● Activity:
Reproduce the listing exactly, keeping every word as it is.

● Supplied material:

# # # # # # #

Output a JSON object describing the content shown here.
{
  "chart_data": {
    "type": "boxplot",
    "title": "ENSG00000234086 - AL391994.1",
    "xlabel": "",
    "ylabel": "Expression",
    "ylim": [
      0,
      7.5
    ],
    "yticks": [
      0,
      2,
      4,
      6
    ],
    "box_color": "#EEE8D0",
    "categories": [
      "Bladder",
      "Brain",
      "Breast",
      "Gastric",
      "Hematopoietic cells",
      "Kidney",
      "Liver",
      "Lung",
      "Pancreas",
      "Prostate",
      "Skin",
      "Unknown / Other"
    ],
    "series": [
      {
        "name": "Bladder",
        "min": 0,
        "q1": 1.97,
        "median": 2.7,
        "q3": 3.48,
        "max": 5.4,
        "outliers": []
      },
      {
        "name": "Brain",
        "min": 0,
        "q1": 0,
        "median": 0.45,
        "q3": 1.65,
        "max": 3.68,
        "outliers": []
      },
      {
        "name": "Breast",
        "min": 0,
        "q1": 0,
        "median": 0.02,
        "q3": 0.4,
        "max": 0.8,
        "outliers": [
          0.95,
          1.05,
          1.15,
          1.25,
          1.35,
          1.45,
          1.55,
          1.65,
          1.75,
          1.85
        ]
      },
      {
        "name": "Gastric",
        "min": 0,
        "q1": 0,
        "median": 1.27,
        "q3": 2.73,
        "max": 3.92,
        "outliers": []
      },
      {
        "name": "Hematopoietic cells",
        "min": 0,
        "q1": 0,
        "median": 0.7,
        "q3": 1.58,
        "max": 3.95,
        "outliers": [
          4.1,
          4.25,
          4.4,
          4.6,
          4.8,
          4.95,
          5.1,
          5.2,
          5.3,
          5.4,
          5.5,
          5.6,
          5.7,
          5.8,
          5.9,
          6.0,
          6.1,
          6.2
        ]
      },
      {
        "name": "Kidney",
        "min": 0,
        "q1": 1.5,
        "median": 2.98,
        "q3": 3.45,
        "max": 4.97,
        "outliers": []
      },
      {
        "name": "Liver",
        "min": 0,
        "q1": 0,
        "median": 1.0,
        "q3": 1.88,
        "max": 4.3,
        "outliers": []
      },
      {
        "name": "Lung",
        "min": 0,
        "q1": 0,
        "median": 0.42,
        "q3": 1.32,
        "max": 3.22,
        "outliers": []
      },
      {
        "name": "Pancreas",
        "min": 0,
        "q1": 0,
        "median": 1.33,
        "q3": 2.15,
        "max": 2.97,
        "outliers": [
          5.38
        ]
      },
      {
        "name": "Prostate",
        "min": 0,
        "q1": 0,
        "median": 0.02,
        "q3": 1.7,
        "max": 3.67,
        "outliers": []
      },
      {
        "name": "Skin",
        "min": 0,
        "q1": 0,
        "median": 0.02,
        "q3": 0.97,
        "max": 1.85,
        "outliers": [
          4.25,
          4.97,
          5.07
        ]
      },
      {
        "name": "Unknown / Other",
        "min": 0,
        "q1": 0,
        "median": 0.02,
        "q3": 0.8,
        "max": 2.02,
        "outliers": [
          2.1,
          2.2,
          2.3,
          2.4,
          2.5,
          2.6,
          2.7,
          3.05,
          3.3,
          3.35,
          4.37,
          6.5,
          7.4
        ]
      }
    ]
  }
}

# # # # # # #

● Solution to the exercise:
Output a JSON object describing the content shown here.
{
  "chart_data": {
    "type": "boxplot",
    "title": "ENSG00000234086 - AL391994.1",
    "xlabel": "",
    "ylabel": "Expression",
    "ylim": [
      0,
      7.5
    ],
    "yticks": [
      0,
      2,
      4,
      6
    ],
    "box_color": "#EEE8D0",
    "categories": [
      "Bladder",
      "Brain",
      "Breast",
      "Gastric",
      "Hematopoietic cells",
      "Kidney",
      "Liver",
      "Lung",
      "Pancreas",
      "Prostate",
      "Skin",
      "Unknown / Other"
    ],
    "series": [
      {
        "name": "Bladder",
        "min": 0,
        "q1": 1.97,
        "median": 2.7,
        "q3": 3.48,
        "max": 5.4,
        "outliers": []
      },
      {
        "name": "Brain",
        "min": 0,
        "q1": 0,
        "median": 0.45,
        "q3": 1.65,
        "max": 3.68,
        "outliers": []
      },
      {
        "name": "Breast",
        "min": 0,
        "q1": 0,
        "median": 0.02,
        "q3": 0.4,
        "max": 0.8,
        "outliers": [
          0.95,
          1.05,
          1.15,
          1.25,
          1.35,
          1.45,
          1.55,
          1.65,
          1.75,
          1.85
        ]
      },
      {
        "name": "Gastric",
        "min": 0,
        "q1": 0,
        "median": 1.27,
        "q3": 2.73,
        "max": 3.92,
        "outliers": []
      },
      {
        "name": "Hematopoietic cells",
        "min": 0,
        "q1": 0,
        "median": 0.7,
        "q3": 1.58,
        "max": 3.95,
        "outliers": [
          4.1,
          4.25,
          4.4,
          4.6,
          4.8,
          4.95,
          5.1,
          5.2,
          5.3,
          5.4,
          5.5,
          5.6,
          5.7,
          5.8,
          5.9,
          6.0,
          6.1,
          6.2
        ]
      },
      {
        "name": "Kidney",
        "min": 0,
        "q1": 1.5,
        "median": 2.98,
        "q3": 3.45,
        "max": 4.97,
        "outliers": []
      },
      {
        "name": "Liver",
        "min": 0,
        "q1": 0,
        "median": 1.0,
        "q3": 1.88,
        "max": 4.3,
        "outliers": []
      },
      {
        "name": "Lung",
        "min": 0,
        "q1": 0,
        "median": 0.42,
        "q3": 1.32,
        "max": 3.22,
        "outliers": []
      },
      {
        "name": "Pancreas",
        "min": 0,
        "q1": 0,
        "median": 1.33,
        "q3": 2.15,
        "max": 2.97,
        "outliers": [
          5.38
        ]
      },
      {
        "name": "Prostate",
        "min": 0,
        "q1": 0,
        "median": 0.02,
        "q3": 1.7,
        "max": 3.67,
        "outliers": []
      },
      {
        "name": "Skin",
        "min": 0,
        "q1": 0,
        "median": 0.02,
        "q3": 0.97,
        "max": 1.85,
        "outliers": [
          4.25,
          4.97,
          5.07
        ]
      },
      {
        "name": "Unknown / Other",
        "min": 0,
        "q1": 0,
        "median": 0.02,
        "q3": 0.8,
        "max": 2.02,
        "outliers": [
          2.1,
          2.2,
          2.3,
          2.4,
          2.5,
          2.6,
          2.7,
          3.05,
          3.3,
          3.35,
          4.37,
          6.5,
          7.4
        ]
      }
    ]
  }
}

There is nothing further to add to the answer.